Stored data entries

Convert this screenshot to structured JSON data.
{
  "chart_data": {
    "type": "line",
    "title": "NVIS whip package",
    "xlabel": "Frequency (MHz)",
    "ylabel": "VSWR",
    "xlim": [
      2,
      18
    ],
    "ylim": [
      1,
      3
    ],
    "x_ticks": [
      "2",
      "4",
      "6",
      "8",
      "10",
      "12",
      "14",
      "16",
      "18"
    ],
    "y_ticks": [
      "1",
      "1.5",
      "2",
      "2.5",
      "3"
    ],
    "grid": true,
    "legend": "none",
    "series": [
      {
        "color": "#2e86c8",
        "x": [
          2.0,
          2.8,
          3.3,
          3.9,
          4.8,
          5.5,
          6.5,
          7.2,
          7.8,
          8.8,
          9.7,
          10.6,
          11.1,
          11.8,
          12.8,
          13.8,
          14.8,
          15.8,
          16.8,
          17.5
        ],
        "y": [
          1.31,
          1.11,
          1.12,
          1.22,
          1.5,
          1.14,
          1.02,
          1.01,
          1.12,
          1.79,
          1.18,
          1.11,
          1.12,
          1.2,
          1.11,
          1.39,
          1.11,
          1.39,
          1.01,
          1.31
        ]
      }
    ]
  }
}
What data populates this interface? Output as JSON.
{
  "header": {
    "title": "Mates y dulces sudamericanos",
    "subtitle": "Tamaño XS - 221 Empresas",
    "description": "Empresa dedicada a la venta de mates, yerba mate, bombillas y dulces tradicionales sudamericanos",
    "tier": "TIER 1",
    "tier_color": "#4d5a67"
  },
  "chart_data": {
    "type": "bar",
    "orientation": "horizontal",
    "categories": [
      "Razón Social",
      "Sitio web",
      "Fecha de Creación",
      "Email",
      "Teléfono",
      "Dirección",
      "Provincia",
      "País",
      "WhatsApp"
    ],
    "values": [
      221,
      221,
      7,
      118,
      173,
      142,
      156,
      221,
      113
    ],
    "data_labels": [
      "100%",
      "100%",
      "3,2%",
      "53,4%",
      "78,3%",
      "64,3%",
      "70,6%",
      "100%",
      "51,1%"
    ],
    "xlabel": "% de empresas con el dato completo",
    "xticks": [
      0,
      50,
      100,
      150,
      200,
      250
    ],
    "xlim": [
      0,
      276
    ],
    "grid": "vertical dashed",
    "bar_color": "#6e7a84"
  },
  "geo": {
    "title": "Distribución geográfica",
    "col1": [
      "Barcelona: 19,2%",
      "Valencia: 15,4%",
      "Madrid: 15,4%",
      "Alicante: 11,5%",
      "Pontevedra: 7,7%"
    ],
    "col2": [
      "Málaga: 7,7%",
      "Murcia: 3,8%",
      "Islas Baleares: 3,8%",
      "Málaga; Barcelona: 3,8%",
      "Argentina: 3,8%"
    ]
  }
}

* [SET EXERCISE]: Set down the entries verbatim, leaving none out.

* [FINISHED EXERCISE]:
Convert this screenshot to structured JSON data.
{
  "chart_data": {
    "type": "line",
    "title": "NVIS whip package",
    "xlabel": "Frequency (MHz)",
    "ylabel": "VSWR",
    "xlim": [
      2,
      18
    ],
    "ylim": [
      1,
      3
    ],
    "x_ticks": [
      "2",
      "4",
      "6",
      "8",
      "10",
      "12",
      "14",
      "16",
      "18"
    ],
    "y_ticks": [
      "1",
      "1.5",
      "2",
      "2.5",
      "3"
    ],
    "grid": true,
    "legend": "none",
    "series": [
      {
        "color": "#2e86c8",
        "x": [
          2.0,
          2.8,
          3.3,
          3.9,
          4.8,
          5.5,
          6.5,
          7.2,
          7.8,
          8.8,
          9.7,
          10.6,
          11.1,
          11.8,
          12.8,
          13.8,
          14.8,
          15.8,
          16.8,
          17.5
        ],
        "y": [
          1.31,
          1.11,
          1.12,
          1.22,
          1.5,
          1.14,
          1.02,
          1.01,
          1.12,
          1.79,
          1.18,
          1.11,
          1.12,
          1.2,
          1.11,
          1.39,
          1.11,
          1.39,
          1.01,
          1.31
        ]
      }
    ]
  }
}
What data populates this interface? Output as JSON.
{
  "header": {
    "title": "Mates y dulces sudamericanos",
    "subtitle": "Tamaño XS - 221 Empresas",
    "description": "Empresa dedicada a la venta de mates, yerba mate, bombillas y dulces tradicionales sudamericanos",
    "tier": "TIER 1",
    "tier_color": "#4d5a67"
  },
  "chart_data": {
    "type": "bar",
    "orientation": "horizontal",
    "categories": [
      "Razón Social",
      "Sitio web",
      "Fecha de Creación",
      "Email",
      "Teléfono",
      "Dirección",
      "Provincia",
      "País",
      "WhatsApp"
    ],
    "values": [
      221,
      221,
      7,
      118,
      173,
      142,
      156,
      221,
      113
    ],
    "data_labels": [
      "100%",
      "100%",
      "3,2%",
      "53,4%",
      "78,3%",
      "64,3%",
      "70,6%",
      "100%",
      "51,1%"
    ],
    "xlabel": "% de empresas con el dato completo",
    "xticks": [
      0,
      50,
      100,
      150,
      200,
      250
    ],
    "xlim": [
      0,
      276
    ],
    "grid": "vertical dashed",
    "bar_color": "#6e7a84"
  },
  "geo": {
    "title": "Distribución geográfica",
    "col1": [
      "Barcelona: 19,2%",
      "Valencia: 15,4%",
      "Madrid: 15,4%",
      "Alicante: 11,5%",
      "Pontevedra: 7,7%"
    ],
    "col2": [
      "Málaga: 7,7%",
      "Murcia: 3,8%",
      "Islas Baleares: 3,8%",
      "Málaga; Barcelona: 3,8%",
      "Argentina: 3,8%"
    ]
  }
}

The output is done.